*PROVIDED INFORMATION*
═══

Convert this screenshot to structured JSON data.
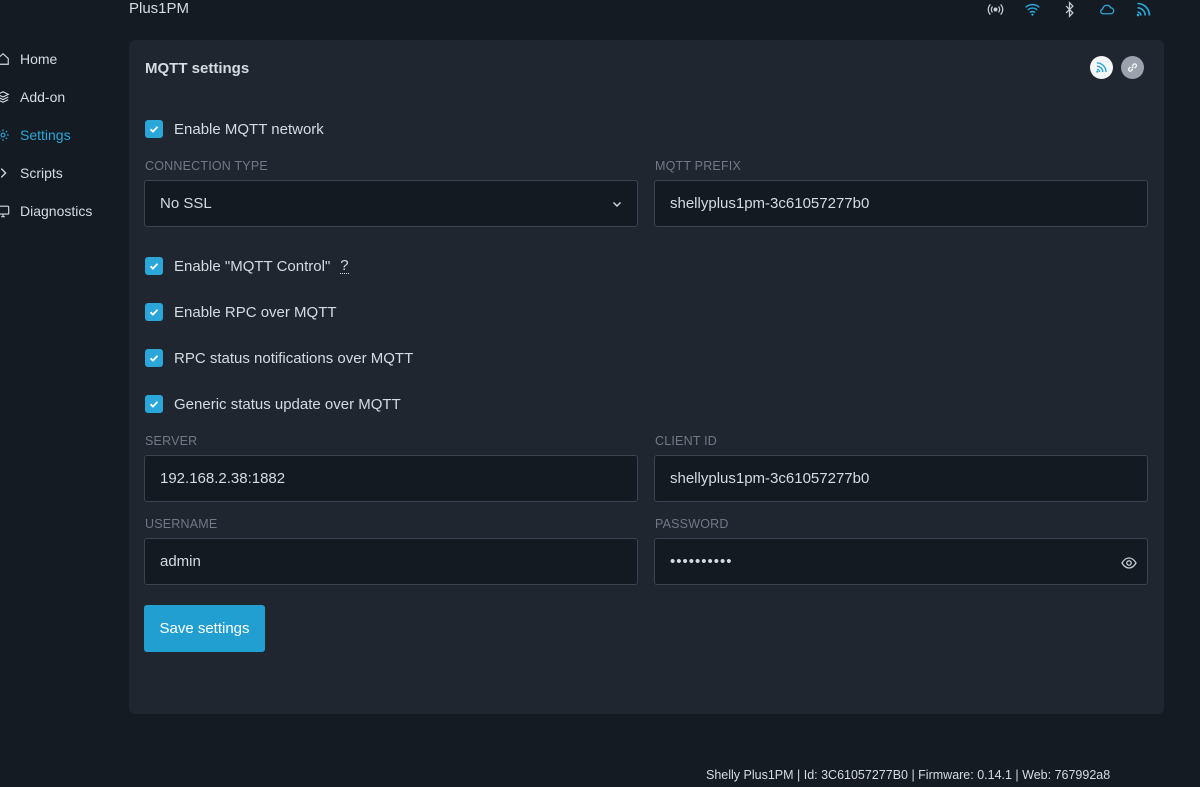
{
  "header": {
    "device_name": "Plus1PM"
  },
  "sidebar": {
    "items": [
      {
        "label": "Home"
      },
      {
        "label": "Add-on"
      },
      {
        "label": "Settings"
      },
      {
        "label": "Scripts"
      },
      {
        "label": "Diagnostics"
      }
    ],
    "active": "Settings"
  },
  "card": {
    "title": "MQTT settings",
    "enable_mqtt_label": "Enable MQTT network",
    "connection_type": {
      "label": "CONNECTION TYPE",
      "value": "No SSL"
    },
    "mqtt_prefix": {
      "label": "MQTT PREFIX",
      "value": "shellyplus1pm-3c61057277b0"
    },
    "mqtt_control_label": "Enable \"MQTT Control\"",
    "mqtt_control_help": "?",
    "rpc_over_mqtt_label": "Enable RPC over MQTT",
    "rpc_status_label": "RPC status notifications over MQTT",
    "generic_status_label": "Generic status update over MQTT",
    "server": {
      "label": "SERVER",
      "value": "192.168.2.38:1882"
    },
    "client_id": {
      "label": "CLIENT ID",
      "value": "shellyplus1pm-3c61057277b0"
    },
    "username": {
      "label": "USERNAME",
      "value": "admin"
    },
    "password": {
      "label": "PASSWORD",
      "value": "••••••••••"
    },
    "save_label": "Save settings"
  },
  "footer": {
    "text": "Shelly Plus1PM | Id: 3C61057277B0 | Firmware: 0.14.1 | Web: 767992a8"
  },
  "colors": {
    "accent": "#2ba6d8",
    "background": "#151b23",
    "card": "#1f262f"
  },
  "icons": [
    "home-icon",
    "layers-icon",
    "gear-icon",
    "chevron-right-icon",
    "monitor-icon",
    "broadcast-icon",
    "wifi-icon",
    "bluetooth-icon",
    "cloud-icon",
    "rss-icon",
    "link-icon",
    "eye-icon",
    "chevron-down-icon",
    "check-icon"
  ]
}
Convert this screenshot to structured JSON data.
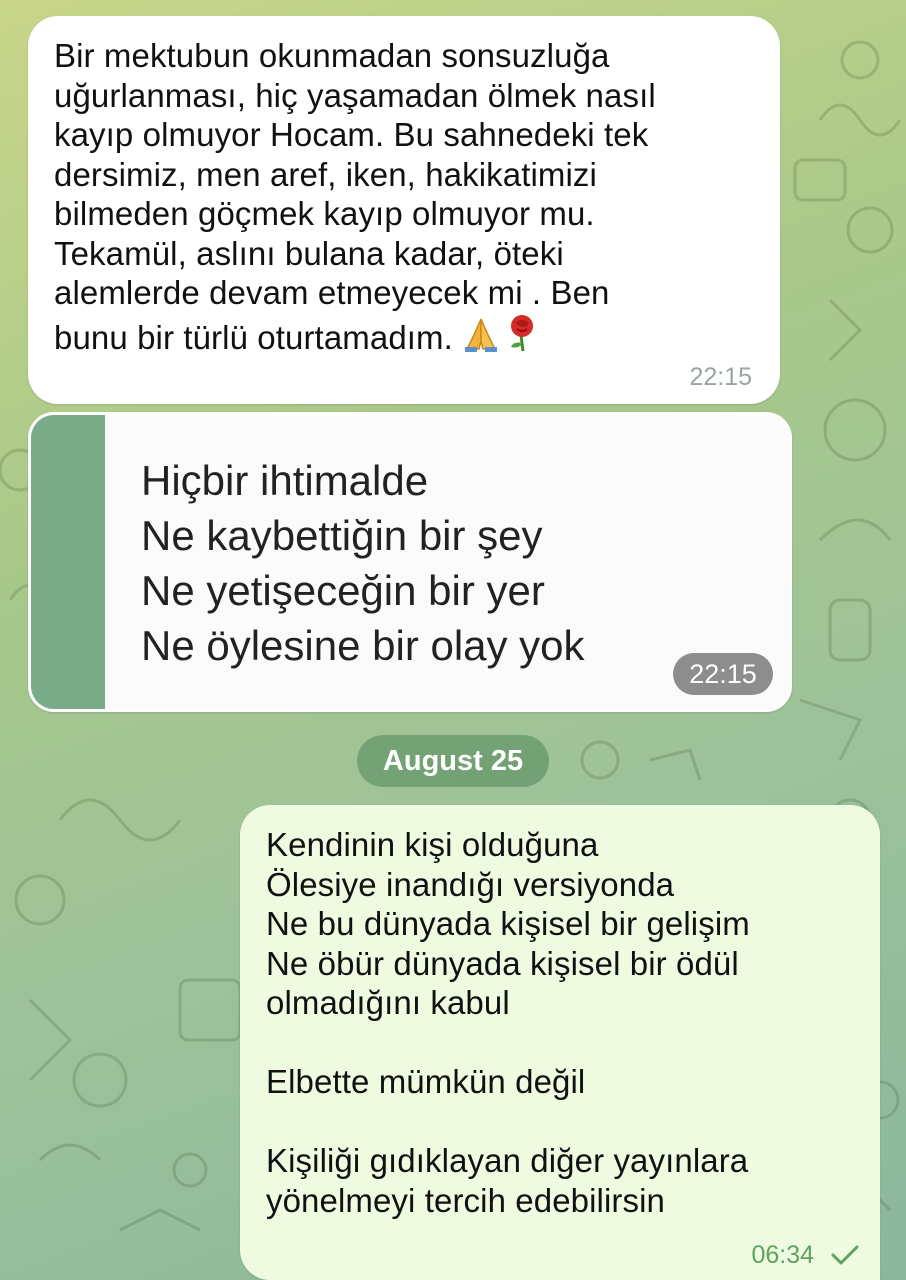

═══

*GIVEN EXERCISE*
Collect every line above that contains the word "value".

*CORRECT RESPONSE*
      "value": "No SSL"
      "value": "shellyplus1pm-3c61057277b0"
      "value": "192.168.2.38:1882"
      "value": "shellyplus1pm-3c61057277b0"
      "value": "admin"
      "value": "••••••••••"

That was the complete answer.